## Given task
Search the material for the string "text" and copy each line where it occurs.

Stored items
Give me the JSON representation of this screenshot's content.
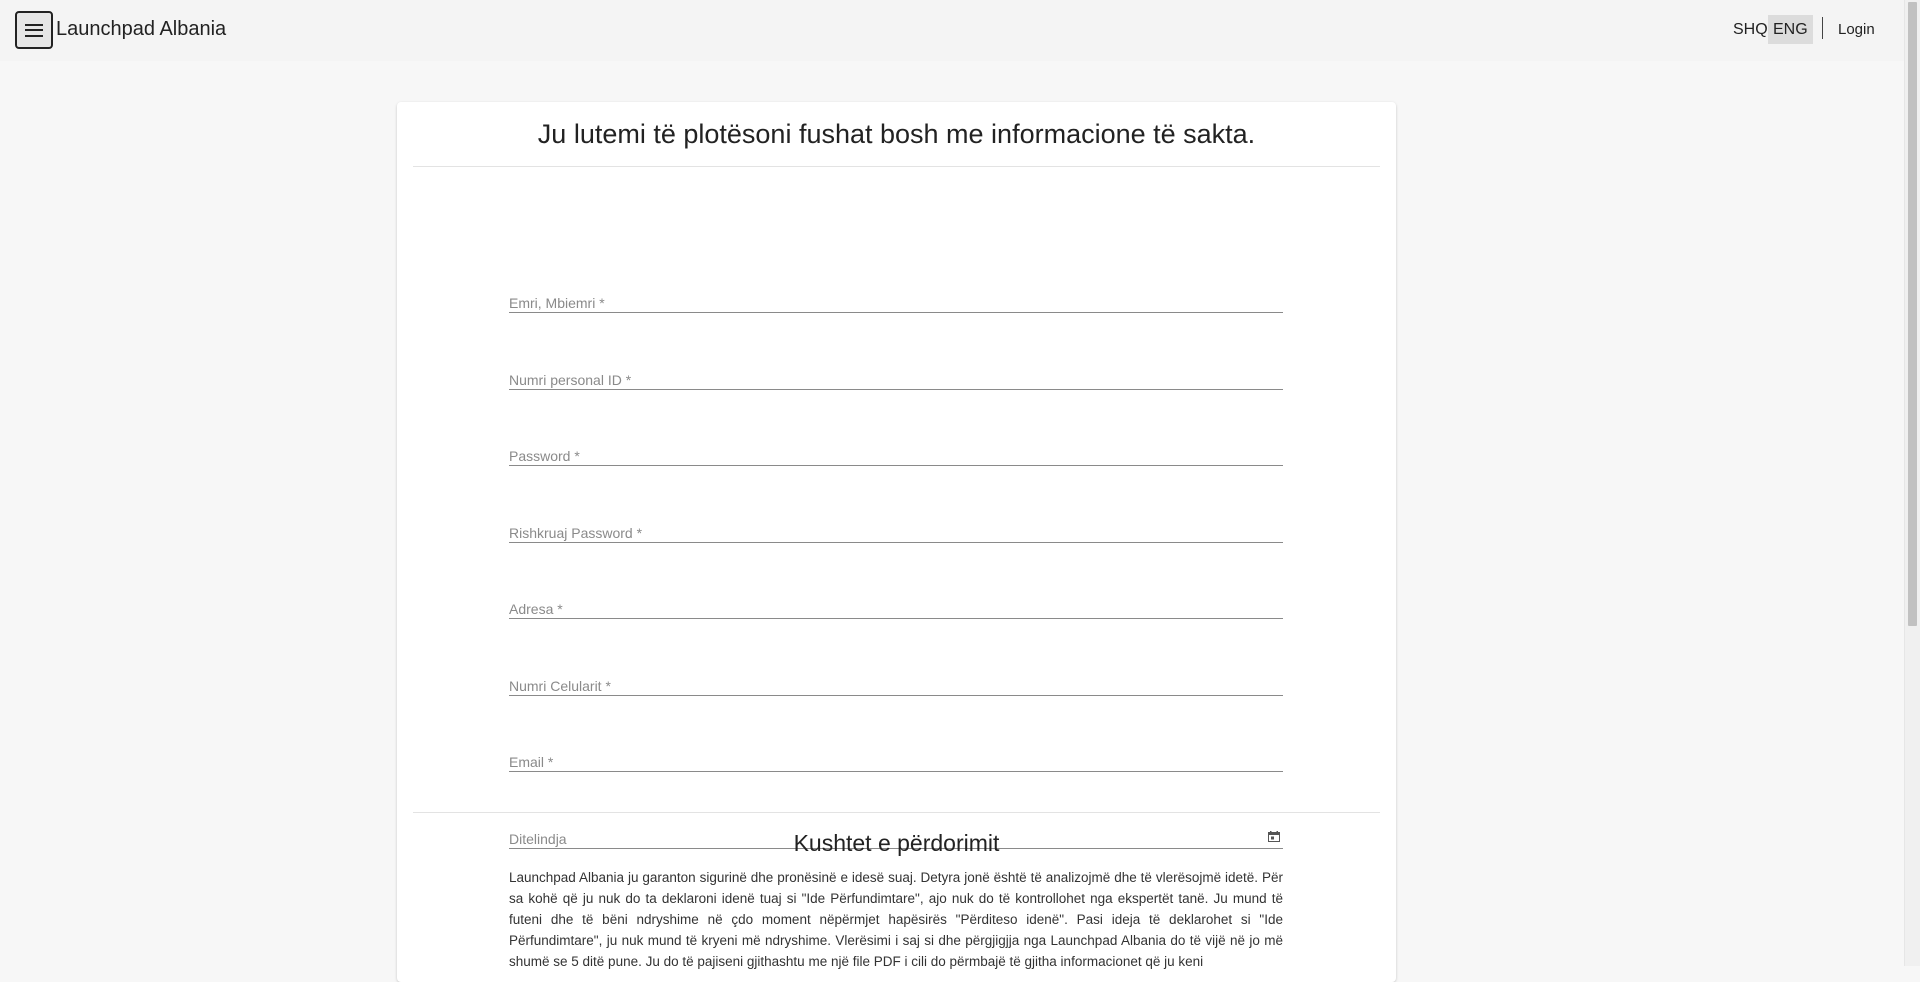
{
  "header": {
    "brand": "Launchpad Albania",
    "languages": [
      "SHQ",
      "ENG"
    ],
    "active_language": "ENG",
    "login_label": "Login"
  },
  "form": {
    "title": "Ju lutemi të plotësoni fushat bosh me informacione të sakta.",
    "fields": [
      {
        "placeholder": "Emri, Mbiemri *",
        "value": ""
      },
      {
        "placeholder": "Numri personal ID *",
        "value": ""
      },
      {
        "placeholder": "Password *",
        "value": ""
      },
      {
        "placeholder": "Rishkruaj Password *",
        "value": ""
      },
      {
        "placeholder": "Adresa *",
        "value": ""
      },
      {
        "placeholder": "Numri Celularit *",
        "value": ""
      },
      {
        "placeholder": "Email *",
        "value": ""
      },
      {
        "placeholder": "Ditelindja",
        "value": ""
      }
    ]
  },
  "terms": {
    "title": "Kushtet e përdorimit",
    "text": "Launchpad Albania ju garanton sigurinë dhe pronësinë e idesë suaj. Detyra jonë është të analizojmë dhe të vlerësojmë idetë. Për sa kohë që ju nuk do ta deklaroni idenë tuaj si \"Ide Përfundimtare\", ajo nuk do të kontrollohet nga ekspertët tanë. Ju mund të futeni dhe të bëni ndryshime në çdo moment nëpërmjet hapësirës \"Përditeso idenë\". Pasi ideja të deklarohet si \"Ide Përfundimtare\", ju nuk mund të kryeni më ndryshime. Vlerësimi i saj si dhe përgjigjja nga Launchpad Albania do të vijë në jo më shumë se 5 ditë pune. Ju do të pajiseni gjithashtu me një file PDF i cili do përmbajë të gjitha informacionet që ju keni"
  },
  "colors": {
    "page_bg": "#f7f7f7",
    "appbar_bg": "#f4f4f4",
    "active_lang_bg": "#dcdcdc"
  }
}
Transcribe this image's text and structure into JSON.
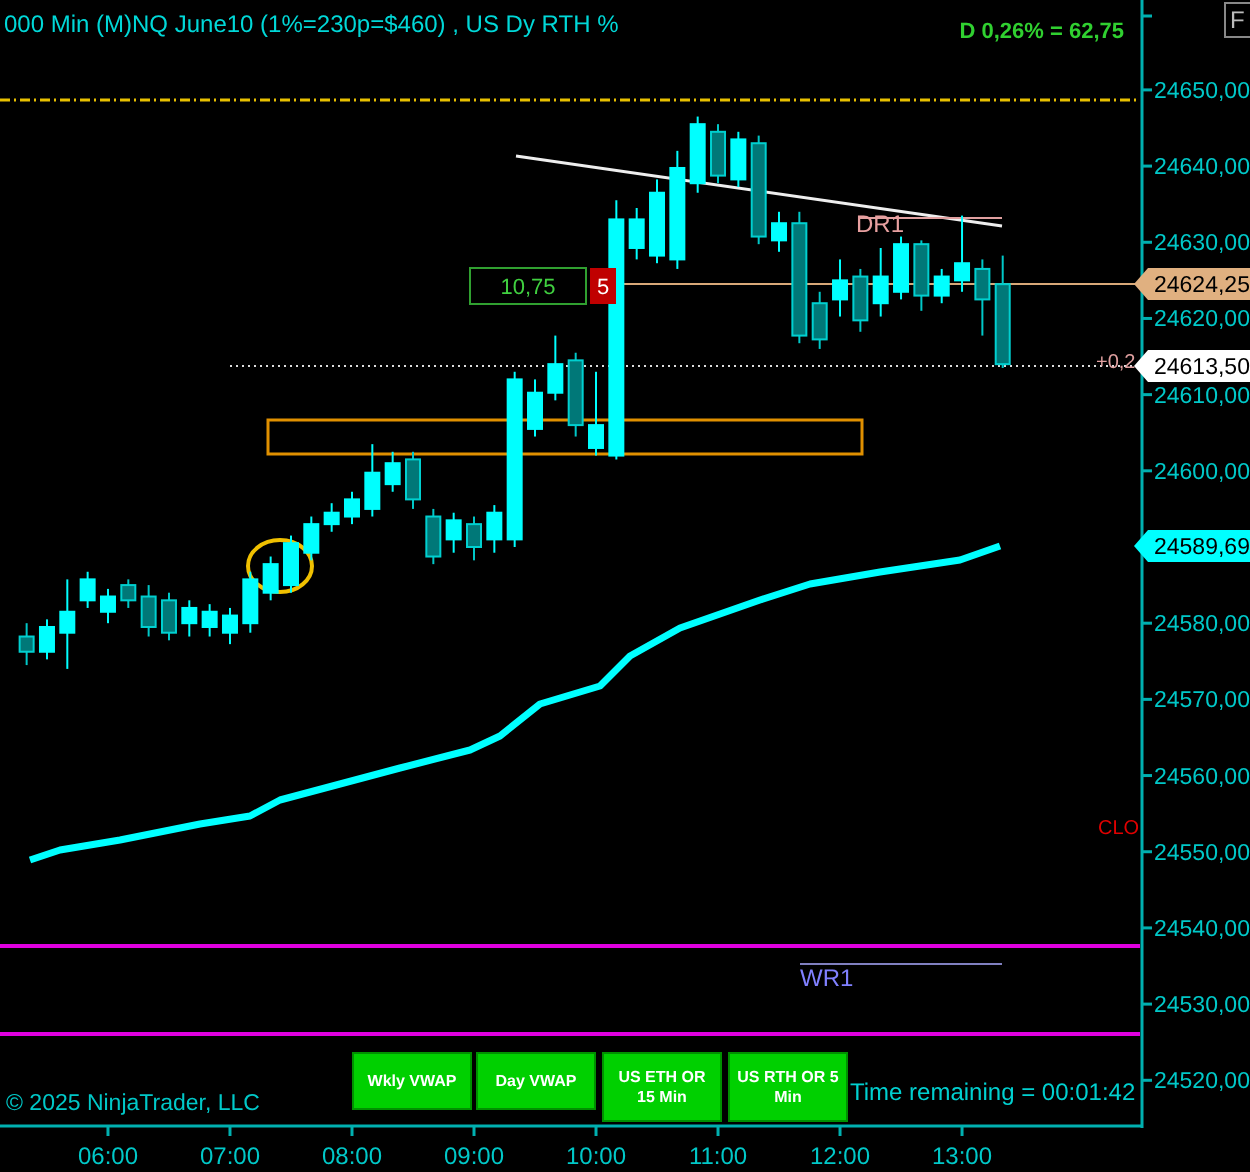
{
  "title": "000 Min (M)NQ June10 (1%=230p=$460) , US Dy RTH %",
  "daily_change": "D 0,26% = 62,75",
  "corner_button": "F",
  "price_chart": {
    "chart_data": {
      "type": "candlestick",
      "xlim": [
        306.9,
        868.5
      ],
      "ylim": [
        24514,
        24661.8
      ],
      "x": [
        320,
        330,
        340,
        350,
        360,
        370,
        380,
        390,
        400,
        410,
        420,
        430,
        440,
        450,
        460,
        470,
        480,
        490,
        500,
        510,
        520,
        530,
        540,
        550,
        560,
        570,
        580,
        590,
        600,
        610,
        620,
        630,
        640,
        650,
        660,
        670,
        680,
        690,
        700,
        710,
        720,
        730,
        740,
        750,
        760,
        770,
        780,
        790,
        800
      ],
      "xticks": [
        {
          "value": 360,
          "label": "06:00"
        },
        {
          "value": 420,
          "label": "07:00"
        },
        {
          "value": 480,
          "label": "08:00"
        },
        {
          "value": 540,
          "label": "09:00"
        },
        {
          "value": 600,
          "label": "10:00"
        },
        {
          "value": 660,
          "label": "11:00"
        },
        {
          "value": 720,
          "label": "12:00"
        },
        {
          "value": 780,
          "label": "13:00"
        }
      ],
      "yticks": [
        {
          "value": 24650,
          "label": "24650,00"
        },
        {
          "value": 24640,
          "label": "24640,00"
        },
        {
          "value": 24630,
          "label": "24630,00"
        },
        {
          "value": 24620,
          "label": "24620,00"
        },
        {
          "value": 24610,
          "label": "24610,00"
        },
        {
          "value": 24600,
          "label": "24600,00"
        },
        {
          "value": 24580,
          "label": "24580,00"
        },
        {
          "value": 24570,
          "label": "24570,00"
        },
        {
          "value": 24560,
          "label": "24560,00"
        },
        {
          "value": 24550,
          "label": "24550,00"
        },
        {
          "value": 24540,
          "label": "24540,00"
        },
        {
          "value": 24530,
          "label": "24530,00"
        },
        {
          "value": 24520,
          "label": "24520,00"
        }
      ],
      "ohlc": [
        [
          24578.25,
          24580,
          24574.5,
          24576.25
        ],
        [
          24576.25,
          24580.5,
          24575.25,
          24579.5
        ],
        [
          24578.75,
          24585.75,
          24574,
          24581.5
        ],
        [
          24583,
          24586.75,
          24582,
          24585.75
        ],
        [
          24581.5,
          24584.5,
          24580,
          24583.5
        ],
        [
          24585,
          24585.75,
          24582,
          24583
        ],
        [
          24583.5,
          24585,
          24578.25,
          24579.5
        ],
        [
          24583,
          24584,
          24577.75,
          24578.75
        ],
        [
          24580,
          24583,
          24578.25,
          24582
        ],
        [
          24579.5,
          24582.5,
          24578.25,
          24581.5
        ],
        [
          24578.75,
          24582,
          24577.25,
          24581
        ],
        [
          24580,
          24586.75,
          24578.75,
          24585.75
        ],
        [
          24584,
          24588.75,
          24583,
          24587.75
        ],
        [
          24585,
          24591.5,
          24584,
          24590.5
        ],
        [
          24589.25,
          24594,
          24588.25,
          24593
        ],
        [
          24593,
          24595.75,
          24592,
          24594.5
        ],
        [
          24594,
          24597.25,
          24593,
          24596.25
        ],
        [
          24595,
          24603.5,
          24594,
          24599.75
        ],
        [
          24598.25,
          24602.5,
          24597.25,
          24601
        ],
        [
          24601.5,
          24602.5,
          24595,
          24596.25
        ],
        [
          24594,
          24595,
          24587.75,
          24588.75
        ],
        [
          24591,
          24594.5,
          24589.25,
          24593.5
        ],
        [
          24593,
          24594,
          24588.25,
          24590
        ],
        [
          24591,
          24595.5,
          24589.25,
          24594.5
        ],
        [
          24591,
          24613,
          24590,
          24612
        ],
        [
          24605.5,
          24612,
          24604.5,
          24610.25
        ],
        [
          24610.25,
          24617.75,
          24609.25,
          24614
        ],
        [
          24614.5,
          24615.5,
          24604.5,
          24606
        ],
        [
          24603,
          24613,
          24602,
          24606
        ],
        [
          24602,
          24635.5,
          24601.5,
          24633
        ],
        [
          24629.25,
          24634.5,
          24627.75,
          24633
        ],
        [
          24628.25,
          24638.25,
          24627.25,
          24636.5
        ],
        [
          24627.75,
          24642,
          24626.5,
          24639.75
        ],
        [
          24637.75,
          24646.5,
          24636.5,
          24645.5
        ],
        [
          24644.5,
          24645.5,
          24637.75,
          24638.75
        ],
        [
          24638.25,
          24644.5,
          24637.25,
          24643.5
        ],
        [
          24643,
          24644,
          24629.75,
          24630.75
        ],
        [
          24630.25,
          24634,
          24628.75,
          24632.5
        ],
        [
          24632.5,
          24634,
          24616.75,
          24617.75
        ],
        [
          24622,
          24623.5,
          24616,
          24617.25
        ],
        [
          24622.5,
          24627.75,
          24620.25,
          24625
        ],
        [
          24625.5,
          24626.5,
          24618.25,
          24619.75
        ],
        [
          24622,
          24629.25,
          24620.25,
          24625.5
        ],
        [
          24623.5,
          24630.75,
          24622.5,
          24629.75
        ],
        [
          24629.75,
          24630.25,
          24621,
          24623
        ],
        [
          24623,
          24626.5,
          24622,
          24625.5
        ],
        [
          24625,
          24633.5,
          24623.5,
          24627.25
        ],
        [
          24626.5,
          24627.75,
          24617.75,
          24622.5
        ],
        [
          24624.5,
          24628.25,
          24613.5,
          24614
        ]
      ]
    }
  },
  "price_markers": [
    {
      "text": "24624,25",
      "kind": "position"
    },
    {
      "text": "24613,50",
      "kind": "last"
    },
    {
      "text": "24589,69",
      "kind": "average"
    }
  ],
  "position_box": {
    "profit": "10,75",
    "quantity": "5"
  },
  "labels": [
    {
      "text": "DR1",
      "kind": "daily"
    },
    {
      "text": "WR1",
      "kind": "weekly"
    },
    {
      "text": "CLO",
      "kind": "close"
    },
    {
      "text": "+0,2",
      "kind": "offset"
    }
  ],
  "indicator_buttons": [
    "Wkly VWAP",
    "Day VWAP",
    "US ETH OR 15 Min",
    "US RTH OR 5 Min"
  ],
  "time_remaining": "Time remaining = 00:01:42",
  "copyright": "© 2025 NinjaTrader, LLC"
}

## Full output
    "text": "Launchpad Albania ju garanton sigurinë dhe pronësinë e idesë suaj. Detyra jonë është të analizojmë dhe të vlerësojmë idetë. Për sa kohë që ju nuk do ta deklaroni idenë tuaj si \"Ide Përfundimtare\", ajo nuk do të kontrollohet nga ekspertët tanë. Ju mund të futeni dhe të bëni ndryshime në çdo moment nëpërmjet hapësirës \"Përditeso idenë\". Pasi ideja të deklarohet si \"Ide Përfundimtare\", ju nuk mund të kryeni më ndryshime. Vlerësimi i saj si dhe përgjigjja nga Launchpad Albania do të vijë në jo më shumë se 5 ditë pune. Ju do të pajiseni gjithashtu me një file PDF i cili do përmbajë të gjitha informacionet që ju keni"
Transcribe this image's text and structure into JSON.
      "text": "24624,25",
      "text": "24613,50",
      "text": "24589,69",
      "text": "DR1",
      "text": "WR1",
      "text": "CLO",
      "text": "+0,2",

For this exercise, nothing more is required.